#### Fragmento:
LA PIEDAD EN EL BUS / por Ángel Pérez Guerra


 Todo se asemejaba a una Piedad. Sólo que el respeto del pueblo cristiano nunca nos ha legado una representación de la Virgen con el Hijo yerto en sus brazos en la que besara su cabeza como lo hacía esta mujer del autobús. 

LA PIEDAD EN EL BUS

Ocurrió inesperadamente, a modo de sorpresa desconcertante que perfora las murallas del distanciamiento convencional al que nos vemos abocados cuando subimos a un autobús urbano. Nos acaece en tal circunstancia que entramos en una especie de programación deshumanizada, como si fuéramos en realidad un apéndice de la tarjeta que acabamos de pasar por el lector interpuesto entre la persona que conduce y la usuaria del servicio.

Uno sube a esta nube andante, este caballo de Troya que traquetea entre frenazos y arrancadas y queda como suspenso buscando con la mirada el paisaje de fuera. Pero a veces, dentro suceden cosas más agitadoras que al otro lado de la ventanilla. Como por ejemplo ésta de que les hablo. El vehículo en el que viajábamos sufrió una avería que nos obligó a bajar de él para tomar otro estacionado detrás. Los pasajeros fuimos trasladándonos ordenadamente. La refrigeración interior invitaba a refugiarse dentro. Acomodados en nuestros asientos los que pudimos, cada cual volvió a sus rutinarias dispersiones interiores, confiados en que nuestro “pastor” nos llevaría por caminos seguros hasta nuestro destino, convenientemente anunciado por la grabación ambiental.

#### Material:
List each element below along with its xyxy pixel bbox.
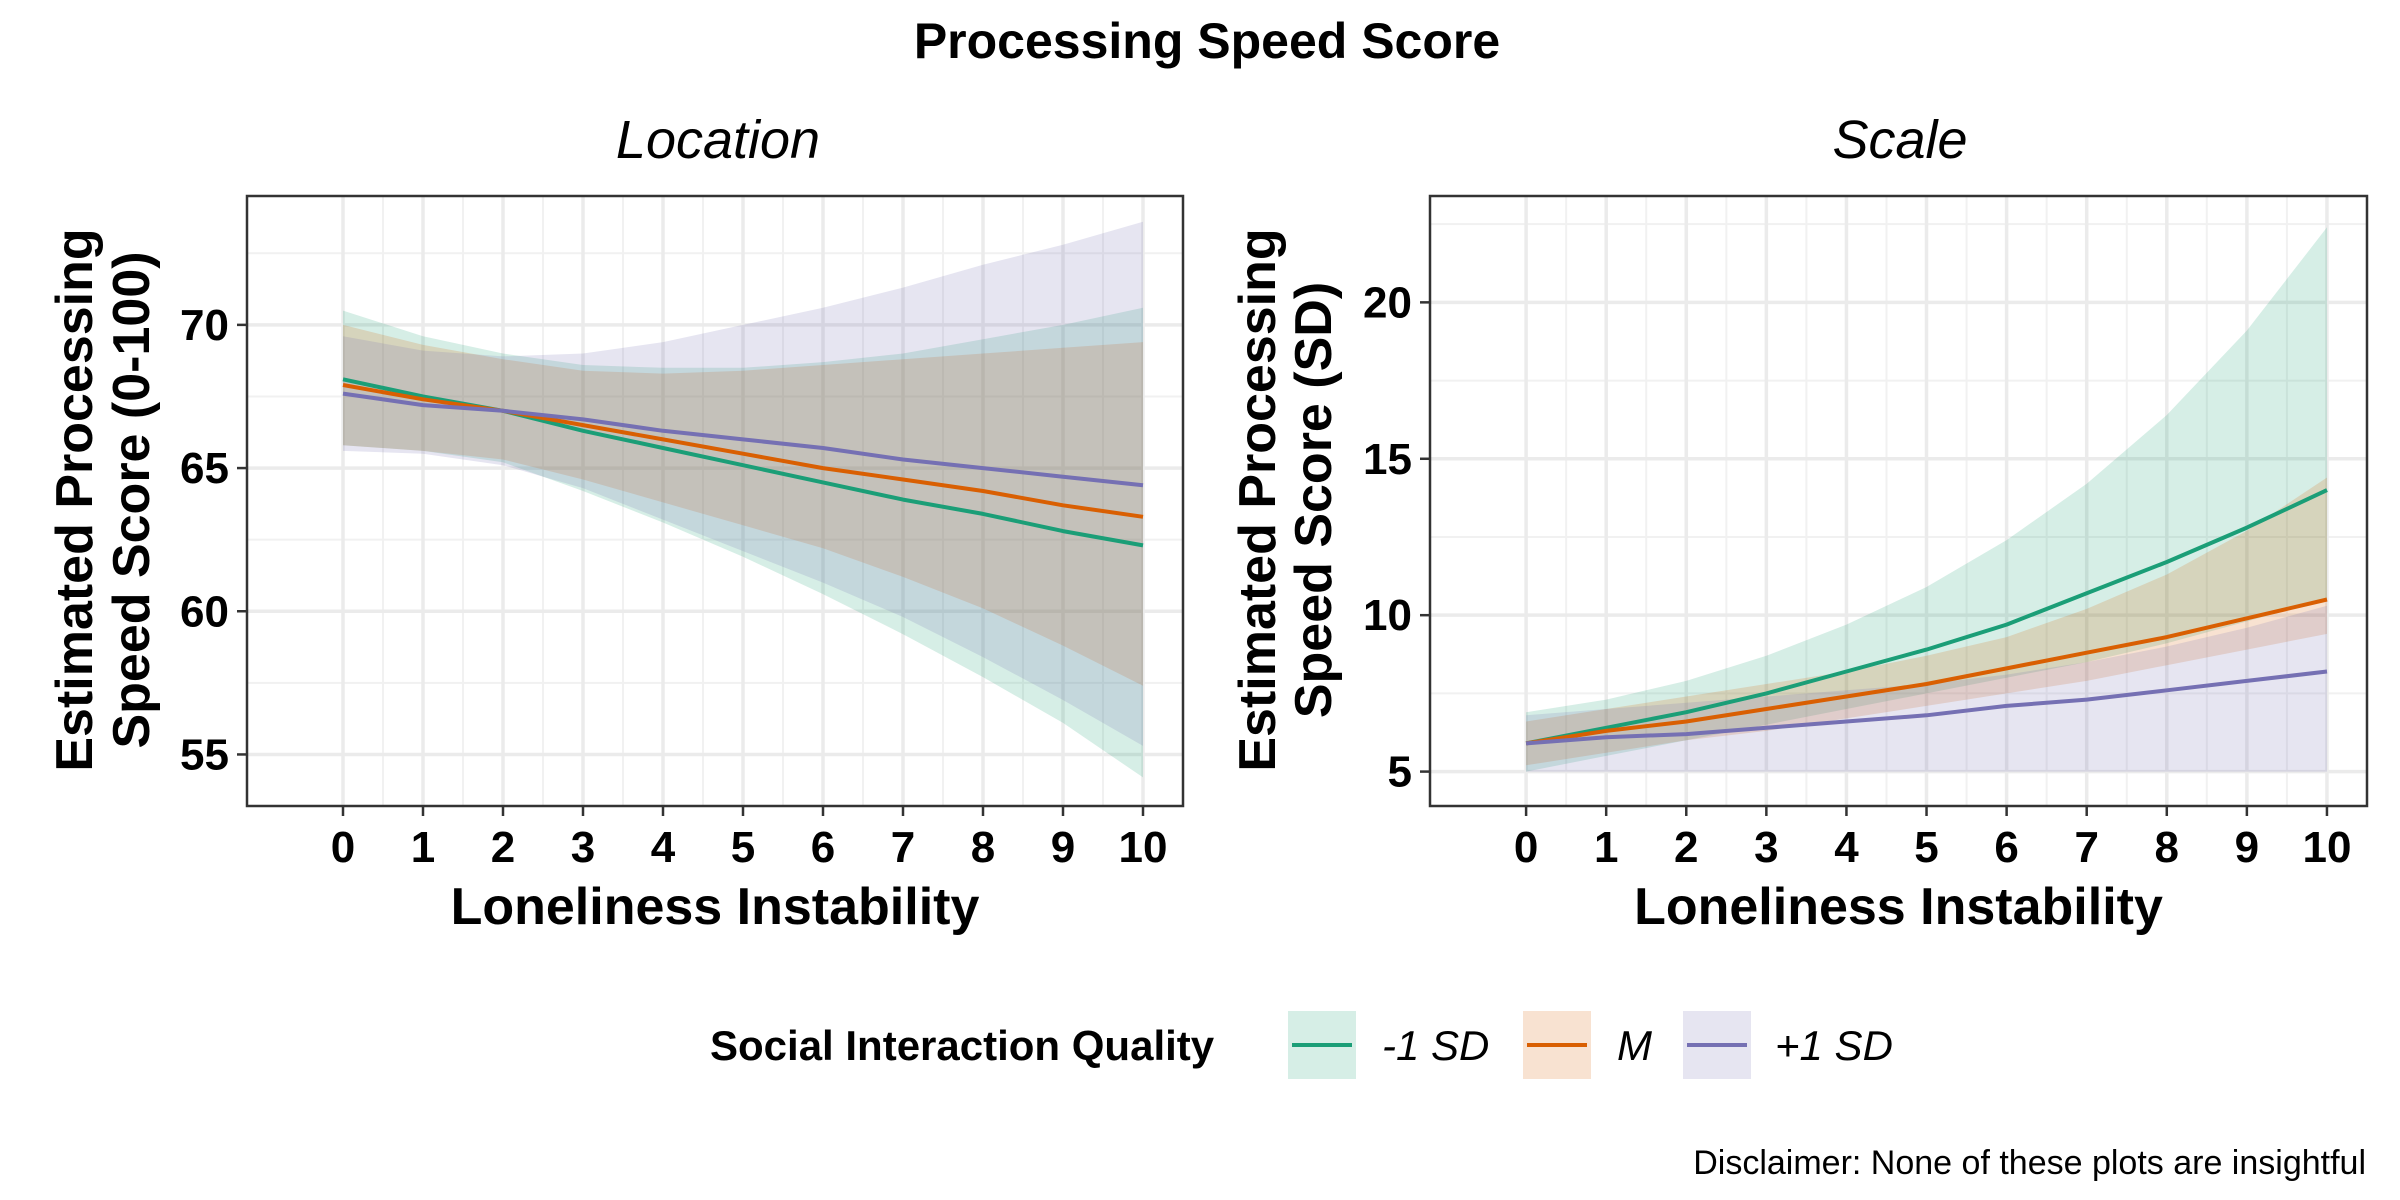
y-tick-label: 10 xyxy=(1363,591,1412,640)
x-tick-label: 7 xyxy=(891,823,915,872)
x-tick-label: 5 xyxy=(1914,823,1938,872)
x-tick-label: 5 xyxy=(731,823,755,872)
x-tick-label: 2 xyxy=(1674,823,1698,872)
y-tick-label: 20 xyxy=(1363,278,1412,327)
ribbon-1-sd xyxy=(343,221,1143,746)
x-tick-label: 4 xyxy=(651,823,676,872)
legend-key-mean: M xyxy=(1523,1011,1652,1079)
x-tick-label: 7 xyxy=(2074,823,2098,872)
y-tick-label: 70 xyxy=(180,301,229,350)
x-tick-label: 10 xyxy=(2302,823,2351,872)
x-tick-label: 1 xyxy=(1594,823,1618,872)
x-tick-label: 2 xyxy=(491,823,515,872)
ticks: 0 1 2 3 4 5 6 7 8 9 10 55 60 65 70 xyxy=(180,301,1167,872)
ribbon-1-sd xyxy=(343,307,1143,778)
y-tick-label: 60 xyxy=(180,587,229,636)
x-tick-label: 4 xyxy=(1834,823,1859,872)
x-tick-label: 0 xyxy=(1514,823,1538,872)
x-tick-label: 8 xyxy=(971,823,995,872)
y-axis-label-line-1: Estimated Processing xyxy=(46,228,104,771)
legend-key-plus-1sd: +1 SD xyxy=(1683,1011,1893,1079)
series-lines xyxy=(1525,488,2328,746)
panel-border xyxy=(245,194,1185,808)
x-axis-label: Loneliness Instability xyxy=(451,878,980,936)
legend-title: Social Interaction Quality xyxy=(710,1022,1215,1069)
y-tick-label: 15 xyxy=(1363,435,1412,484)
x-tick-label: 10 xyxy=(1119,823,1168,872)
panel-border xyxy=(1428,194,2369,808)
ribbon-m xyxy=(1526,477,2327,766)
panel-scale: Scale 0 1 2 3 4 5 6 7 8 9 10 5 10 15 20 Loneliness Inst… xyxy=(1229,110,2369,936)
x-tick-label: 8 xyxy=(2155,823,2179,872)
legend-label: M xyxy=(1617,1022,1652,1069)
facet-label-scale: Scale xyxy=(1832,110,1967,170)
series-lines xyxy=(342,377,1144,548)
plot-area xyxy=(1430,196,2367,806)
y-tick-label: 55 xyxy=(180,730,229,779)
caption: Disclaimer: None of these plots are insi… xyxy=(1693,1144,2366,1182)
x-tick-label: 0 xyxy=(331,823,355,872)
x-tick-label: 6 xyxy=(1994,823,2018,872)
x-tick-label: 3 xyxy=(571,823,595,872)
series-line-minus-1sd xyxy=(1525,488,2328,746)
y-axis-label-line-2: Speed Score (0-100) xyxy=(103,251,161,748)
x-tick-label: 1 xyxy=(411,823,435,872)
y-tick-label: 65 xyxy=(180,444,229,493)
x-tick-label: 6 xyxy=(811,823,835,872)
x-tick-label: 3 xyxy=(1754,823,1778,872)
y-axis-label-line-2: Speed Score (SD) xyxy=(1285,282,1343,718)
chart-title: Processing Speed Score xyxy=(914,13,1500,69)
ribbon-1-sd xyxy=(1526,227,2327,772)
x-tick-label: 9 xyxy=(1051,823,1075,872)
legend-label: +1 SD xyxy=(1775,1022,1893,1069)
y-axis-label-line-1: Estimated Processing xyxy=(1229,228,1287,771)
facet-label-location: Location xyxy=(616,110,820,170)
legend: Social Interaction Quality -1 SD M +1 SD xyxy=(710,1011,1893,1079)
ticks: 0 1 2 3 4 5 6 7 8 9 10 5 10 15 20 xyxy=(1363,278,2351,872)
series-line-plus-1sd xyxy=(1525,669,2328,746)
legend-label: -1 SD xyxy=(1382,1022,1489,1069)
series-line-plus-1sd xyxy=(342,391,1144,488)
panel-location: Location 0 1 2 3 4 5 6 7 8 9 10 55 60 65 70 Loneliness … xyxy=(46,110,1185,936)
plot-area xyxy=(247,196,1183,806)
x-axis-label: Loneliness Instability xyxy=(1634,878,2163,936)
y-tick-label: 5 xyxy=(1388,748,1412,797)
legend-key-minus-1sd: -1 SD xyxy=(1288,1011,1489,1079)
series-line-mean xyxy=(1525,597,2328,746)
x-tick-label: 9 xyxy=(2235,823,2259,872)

#### Lista de tareas:
1. Transcribe el pasaje del fragmento sobre la Piedad en el bus que empieza en "Uno sube a esta" y termina en "la grabación ambiental.".
2. En el fragmento sobre la Piedad en el bus, ¿qué obligó a los pasajeros a bajar del vehículo en el que viajaban?

#### Soluciones:
1.
Uno sube a esta nube andante, este caballo de Troya que traquetea entre frenazos y arrancadas y queda como suspenso buscando con la mirada el paisaje de fuera. Pero a veces, dentro suceden cosas más agitadoras que al otro lado de la ventanilla. Como por ejemplo ésta de que les hablo. El vehículo en el que viajábamos sufrió una avería que nos obligó a bajar de él para tomar otro estacionado detrás. Los pasajeros fuimos trasladándonos ordenadamente. La refrigeración interior invitaba a refugiarse dentro. Acomodados en nuestros asientos los que pudimos, cada cual volvió a sus rutinarias dispersiones interiores, confiados en que nuestro “pastor” nos llevaría por caminos seguros hasta nuestro destino, convenientemente anunciado por la grabación ambiental.

2. Una avería del vehículo.